__Exercise goal__: Copy out the listing that follows, exact in every word, and skip the images.

** START OF Supplied records **

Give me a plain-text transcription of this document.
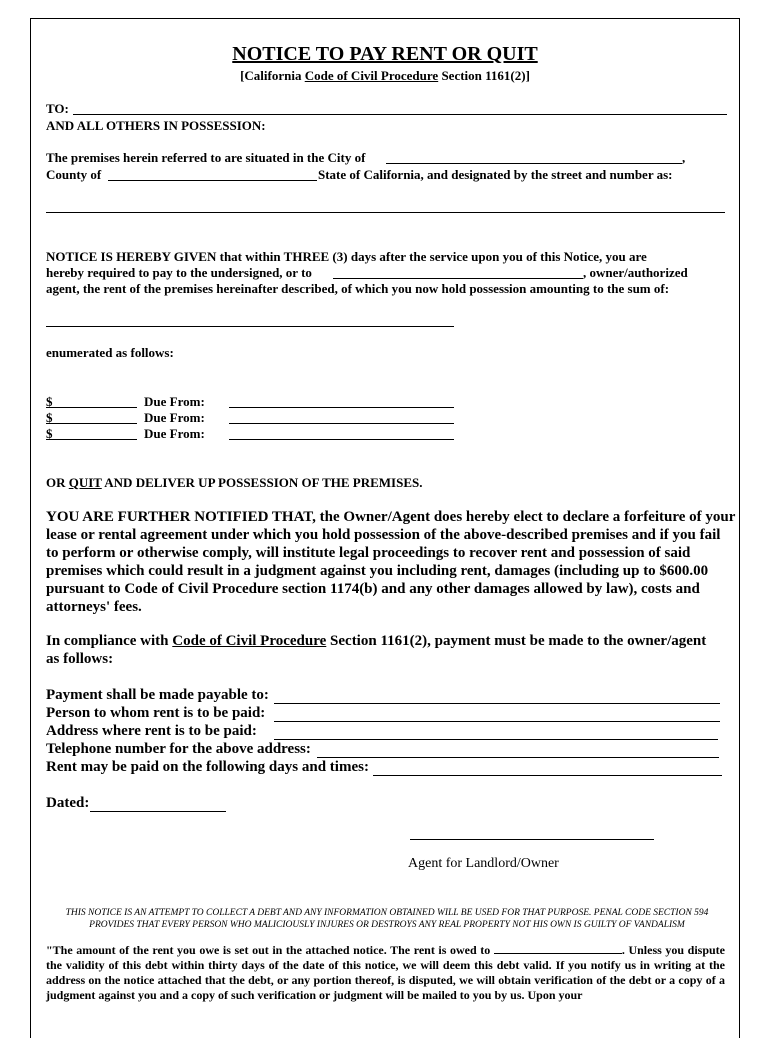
NOTICE TO PAY RENT OR QUIT
[California Code of Civil Procedure Section 1161(2)]
TO:
AND ALL OTHERS IN POSSESSION:
The premises herein referred to are situated in the City of	,
County of	State of California, and designated by the street and number as:
NOTICE IS HEREBY GIVEN that within THREE (3) days after the service upon you of this Notice, you are
hereby required to pay to the undersigned, or to	, owner/authorized
agent, the rent of the premises hereinafter described, of which you now hold possession amounting to the sum of:
enumerated as follows:
$	Due From:
$	Due From:
$	Due From:
OR QUIT AND DELIVER UP POSSESSION OF THE PREMISES.
YOU ARE FURTHER NOTIFIED THAT, the Owner/Agent does hereby elect to declare a forfeiture of your lease or rental agreement under which you hold possession of the above-described premises and if you fail to perform or otherwise comply, will institute legal proceedings to recover rent and possession of said premises which could result in a judgment against you including rent, damages (including up to $600.00 pursuant to Code of Civil Procedure section 1174(b) and any other damages allowed by law), costs and attorneys' fees.
In compliance with Code of Civil Procedure Section 1161(2), payment must be made to the owner/agent
as follows:
Payment shall be made payable to:
Person to whom rent is to be paid:
Address where rent is to be paid:
Telephone number for the above address:
Rent may be paid on the following days and times:
Dated:
Agent for Landlord/Owner
THIS NOTICE IS AN ATTEMPT TO COLLECT A DEBT AND ANY INFORMATION OBTAINED WILL BE USED FOR THAT PURPOSE. PENAL CODE SECTION 594 PROVIDES THAT EVERY PERSON WHO MALICIOUSLY INJURES OR DESTROYS ANY REAL PROPERTY NOT HIS OWN IS GUILTY OF VANDALISM
"The amount of the rent you owe is set out in the attached notice. The rent is owed to	. Unless you dispute the validity of this debt within thirty days of the date of this notice, we will deem this debt valid. If you notify us in writing at the address on the notice attached that the debt, or any portion thereof, is disputed, we will obtain verification of the debt or a copy of a judgment against you and a copy of such verification or judgment will be mailed to you by us. Upon your
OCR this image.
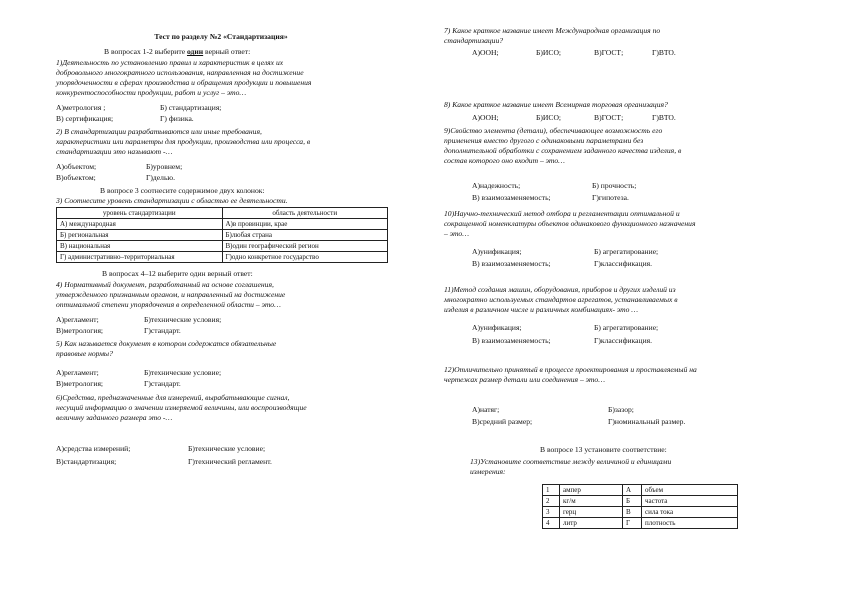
Тест по разделу №2 «Стандартизация»
В вопросах 1-2 выберите один верный ответ:
1)Деятельность по установлению правил и характеристик в целях их
добровольного многократного использования, направленная на достижение
упорядоченности в сферах производства и обращения продукции и повышения
конкурентоспособности продукции, работ и услуг – это…
А)метрология ;	Б) стандартизация;
В) сертификация;	Г) физика.
2) В стандартизации разрабатываются или иные требования,
характеристики или параметры для продукции, производства или процесса, в
стандартизации это называют -…
А)объектом;	Б)уровнем;
В)объектом;	Г)делью.
В вопросе 3 соотнесите содержимое двух колонок:
3) Соотнесите уровень стандартизации с областью ее деятельности.
уровень стандартизации	область деятельности
А) международная	А)в провинции, крае
Б) региональная	Б)любая страна
В) национальная	В)один географический регион
Г) административно–территориальная	Г)одно конкретное государство
В вопросах 4–12 выберите один верный ответ:
4) Нормативный документ, разработанный на основе соглашения,
утвержденного признанным органом, и направленный на достижение
оптимальной степени упорядочения в определенной области – это…
А)регламент;	Б)технические условия;
В)метрология;	Г)стандарт.
5) Как называется документ в котором содержатся обязательные
правовые нормы?
А)регламент;	Б)технические условие;
В)метрология;	Г)стандарт.
6)Средства, предназначенные для измерений, вырабатывающие сигнал,
несущий информацию о значении измеряемой величины, или воспроизводящие
величину заданного размера это -…
А)средства измерений;	Б)технические условие;
В)стандартизация;	Г)технический регламент.
7) Какое краткое название имеет Международная организация по
стандартизации?
А)ООН;	Б)ИСО;	В)ГОСТ;	Г)ВТО.
8) Какое краткое название имеет Всемирная торговая организация?
А)ООН;	Б)ИСО;	В)ГОСТ;	Г)ВТО.
9)Свойство элемента (детали), обеспечивающее возможность его
применения вместо другого с одинаковыми параметрами без
дополнительной обработки с сохранением заданного качества изделия, в
состав которого оно входит – это…
А)надежность;	Б) прочность;
В) взаимозаменяемость;	Г)гипотеза.
10)Научно-технический метод отбора и регламентации оптимальной и
сокращенной номенклатуры объектов одинакового функционного назначения
– это…
А)унификация;	Б) агрегатирование;
В) взаимозаменяемость;	Г)классификация.
11)Метод создания машин, оборудования, приборов и других изделий из
многократно используемых стандартов агрегатов, устанавливаемых в
изделия в различном числе и различных комбинациях- это …
А)унификация;	Б) агрегатирование;
В) взаимозаменяемость;	Г)классификация.
12)Отличительно принятый в процессе проектирования и проставляемый на
чертежах размер детали или соединения – это…
А)натяг;	Б)зазор;
В)средний размер;	Г)номинальный размер.
В вопросе 13 установите соответствие:
13)Установите соответствие между величиной и единицами
измерения:
1	ампер	А	объем
2	кг/м	Б	частота
3	герц	В	сила тока
4	литр	Г	плотность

** END OF Supplied records **

__Answer for the task__:
Give me a plain-text transcription of this document.
NOTICE TO PAY RENT OR QUIT
[California Code of Civil Procedure Section 1161(2)]
TO:
AND ALL OTHERS IN POSSESSION:
The premises herein referred to are situated in the City of	,
County of	State of California, and designated by the street and number as:
NOTICE IS HEREBY GIVEN that within THREE (3) days after the service upon you of this Notice, you are
hereby required to pay to the undersigned, or to	, owner/authorized
agent, the rent of the premises hereinafter described, of which you now hold possession amounting to the sum of:
enumerated as follows:
$	Due From:
$	Due From:
$	Due From:
OR QUIT AND DELIVER UP POSSESSION OF THE PREMISES.
YOU ARE FURTHER NOTIFIED THAT, the Owner/Agent does hereby elect to declare a forfeiture of your lease or rental agreement under which you hold possession of the above-described premises and if you fail to perform or otherwise comply, will institute legal proceedings to recover rent and possession of said premises which could result in a judgment against you including rent, damages (including up to $600.00 pursuant to Code of Civil Procedure section 1174(b) and any other damages allowed by law), costs and attorneys' fees.
In compliance with Code of Civil Procedure Section 1161(2), payment must be made to the owner/agent
as follows:
Payment shall be made payable to:
Person to whom rent is to be paid:
Address where rent is to be paid:
Telephone number for the above address:
Rent may be paid on the following days and times:
Dated:
Agent for Landlord/Owner
THIS NOTICE IS AN ATTEMPT TO COLLECT A DEBT AND ANY INFORMATION OBTAINED WILL BE USED FOR THAT PURPOSE. PENAL CODE SECTION 594 PROVIDES THAT EVERY PERSON WHO MALICIOUSLY INJURES OR DESTROYS ANY REAL PROPERTY NOT HIS OWN IS GUILTY OF VANDALISM
"The amount of the rent you owe is set out in the attached notice. The rent is owed to	. Unless you dispute the validity of this debt within thirty days of the date of this notice, we will deem this debt valid. If you notify us in writing at the address on the notice attached that the debt, or any portion thereof, is disputed, we will obtain verification of the debt or a copy of a judgment against you and a copy of such verification or judgment will be mailed to you by us. Upon your
OCR this image.
Тест по разделу №2 «Стандартизация»
В вопросах 1-2 выберите один верный ответ:
1)Деятельность по установлению правил и характеристик в целях их
добровольного многократного использования, направленная на достижение
упорядоченности в сферах производства и обращения продукции и повышения
конкурентоспособности продукции, работ и услуг – это…
А)метрология ;	Б) стандартизация;
В) сертификация;	Г) физика.
2) В стандартизации разрабатываются или иные требования,
характеристики или параметры для продукции, производства или процесса, в
стандартизации это называют -…
А)объектом;	Б)уровнем;
В)объектом;	Г)делью.
В вопросе 3 соотнесите содержимое двух колонок:
3) Соотнесите уровень стандартизации с областью ее деятельности.
уровень стандартизации	область деятельности
А) международная	А)в провинции, крае
Б) региональная	Б)любая страна
В) национальная	В)один географический регион
Г) административно–территориальная	Г)одно конкретное государство
В вопросах 4–12 выберите один верный ответ:
4) Нормативный документ, разработанный на основе соглашения,
утвержденного признанным органом, и направленный на достижение
оптимальной степени упорядочения в определенной области – это…
А)регламент;	Б)технические условия;
В)метрология;	Г)стандарт.
5) Как называется документ в котором содержатся обязательные
правовые нормы?
А)регламент;	Б)технические условие;
В)метрология;	Г)стандарт.
6)Средства, предназначенные для измерений, вырабатывающие сигнал,
несущий информацию о значении измеряемой величины, или воспроизводящие
величину заданного размера это -…
А)средства измерений;	Б)технические условие;
В)стандартизация;	Г)технический регламент.
7) Какое краткое название имеет Международная организация по
стандартизации?
А)ООН;	Б)ИСО;	В)ГОСТ;	Г)ВТО.
8) Какое краткое название имеет Всемирная торговая организация?
А)ООН;	Б)ИСО;	В)ГОСТ;	Г)ВТО.
9)Свойство элемента (детали), обеспечивающее возможность его
применения вместо другого с одинаковыми параметрами без
дополнительной обработки с сохранением заданного качества изделия, в
состав которого оно входит – это…
А)надежность;	Б) прочность;
В) взаимозаменяемость;	Г)гипотеза.
10)Научно-технический метод отбора и регламентации оптимальной и
сокращенной номенклатуры объектов одинакового функционного назначения
– это…
А)унификация;	Б) агрегатирование;
В) взаимозаменяемость;	Г)классификация.
11)Метод создания машин, оборудования, приборов и других изделий из
многократно используемых стандартов агрегатов, устанавливаемых в
изделия в различном числе и различных комбинациях- это …
А)унификация;	Б) агрегатирование;
В) взаимозаменяемость;	Г)классификация.
12)Отличительно принятый в процессе проектирования и проставляемый на
чертежах размер детали или соединения – это…
А)натяг;	Б)зазор;
В)средний размер;	Г)номинальный размер.
В вопросе 13 установите соответствие:
13)Установите соответствие между величиной и единицами
измерения:
1	ампер	А	объем
2	кг/м	Б	частота
3	герц	В	сила тока
4	литр	Г	плотность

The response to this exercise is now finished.